**Estratto della pagina**
------------------------------

Recensione di Shrek 

Uscito nell’ormai lontano 2001, rivelandosi esser poi un campione di incassi al botteghino, primissimo film a vincere l’oscar per “il miglior lungometraggio di animazione” (categoria introdotta ufficialmente nel 2002), nonché capitolo capostipite di una serie che avrebbe segnato la storia del cinema recente, scadendo poi nelle più canoniche maledizioni che si riscontrano nella produzione dei lungometraggi successivi al primo o al secondo episodio, Shrek (2001) ancora nel 2015 riesce ad innescare nello spettatore quel sentimento di repellente stupore e sinistra sorpresa che pochi altri concorrenti son riusciti a manifestare.

------------------------------

**Attività da svolgere**
[A] Secondo la recensione di Shrek, in quale anno è stata introdotta ufficialmente la categoria dell'Oscar per il miglior lungometraggio di animazione?
[B] Trascrivi dalla recensione di Shrek il passo che comincia con "Recensione di Shrek" e prosegue fino a "riusciti a manifestare.".
Le righe non sono necessarie per svolgere le attività.

**Sezione dei dati**
------------------------------

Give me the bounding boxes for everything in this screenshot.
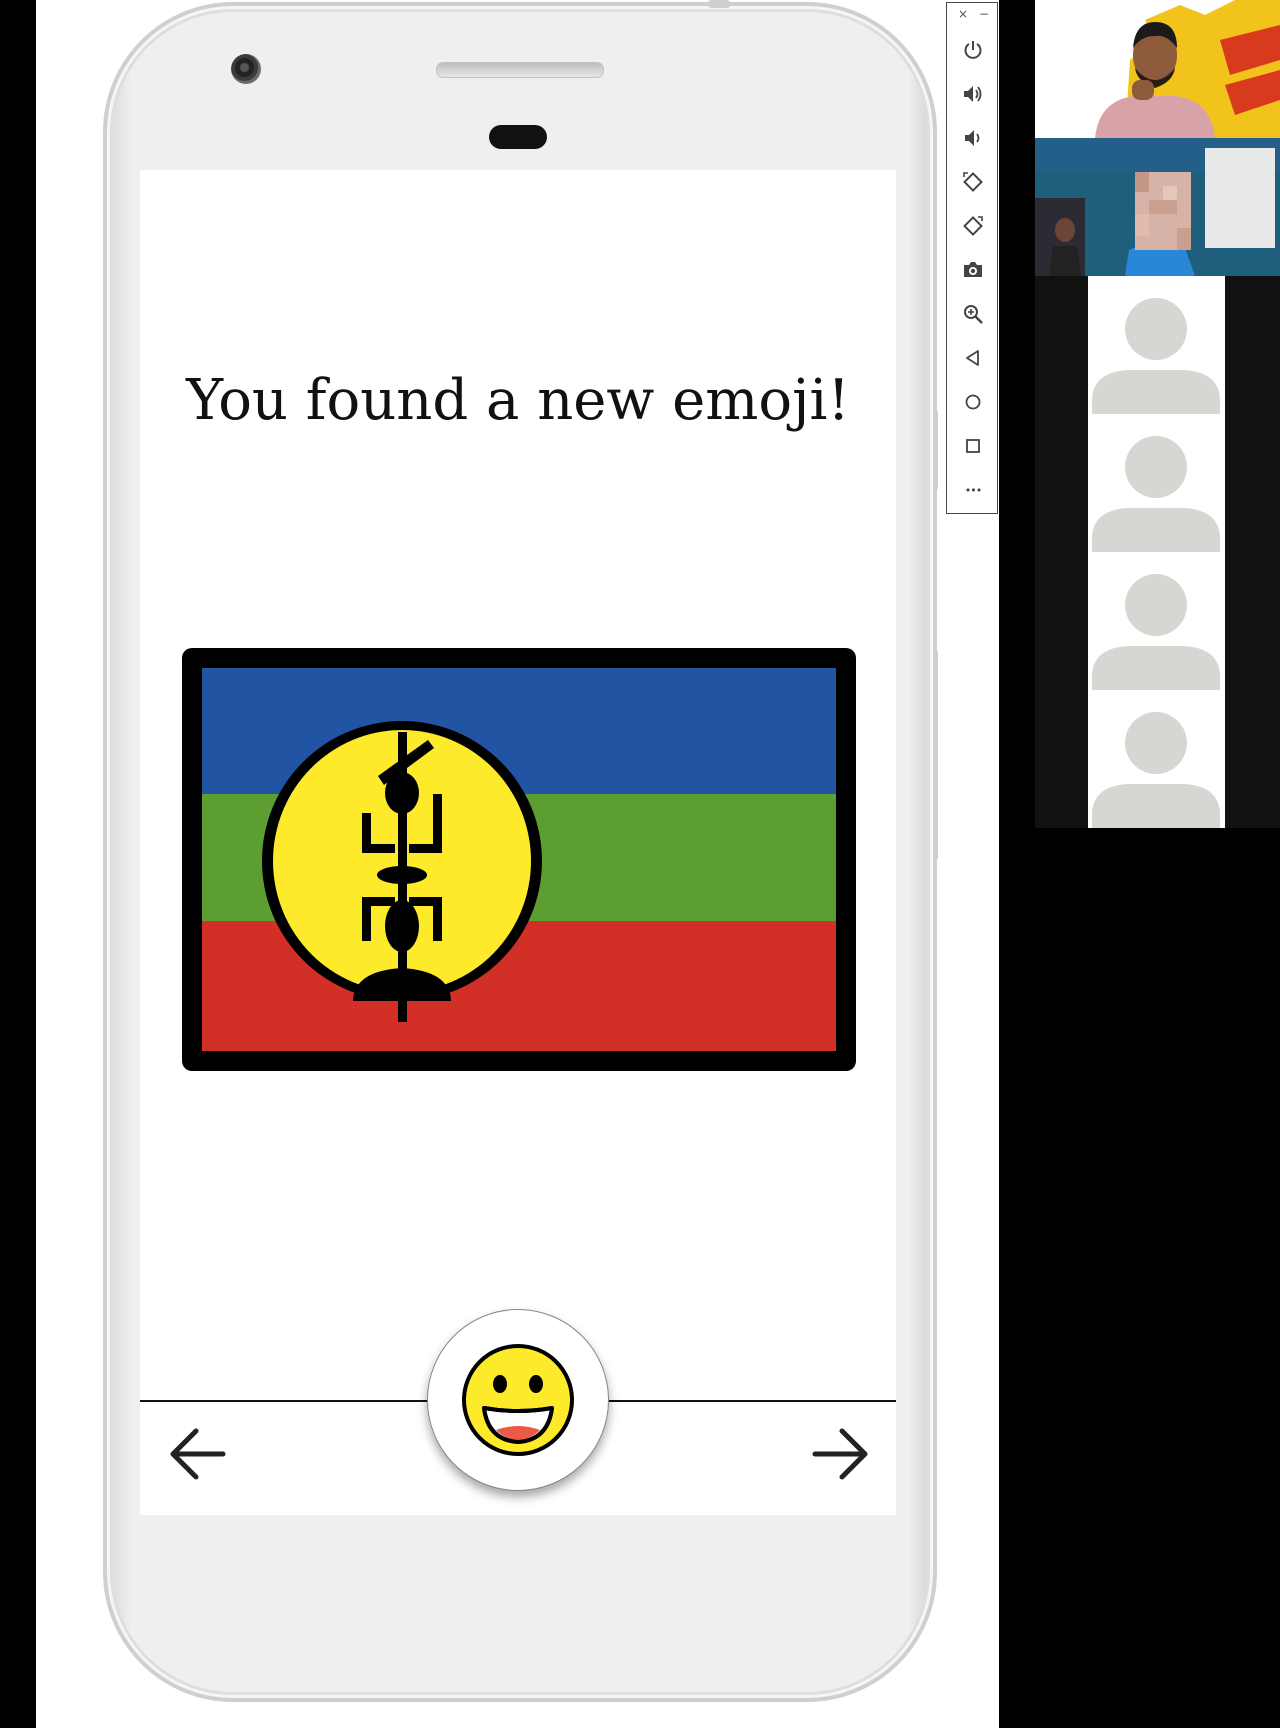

------------------------------

**Soluzioni svolte**
[A] Nel 2002.

[B]
Recensione di Shrek 

Uscito nell’ormai lontano 2001, rivelandosi esser poi un campione di incassi al botteghino, primissimo film a vincere l’oscar per “il miglior lungometraggio di animazione” (categoria introdotta ufficialmente nel 2002), nonché capitolo capostipite di una serie che avrebbe segnato la storia del cinema recente, scadendo poi nelle più canoniche maledizioni che si riscontrano nella produzione dei lungometraggi successivi al primo o al secondo episodio, Shrek (2001) ancora nel 2015 riesce ad innescare nello spettatore quel sentimento di repellente stupore e sinistra sorpresa che pochi altri concorrenti son riusciti a manifestare.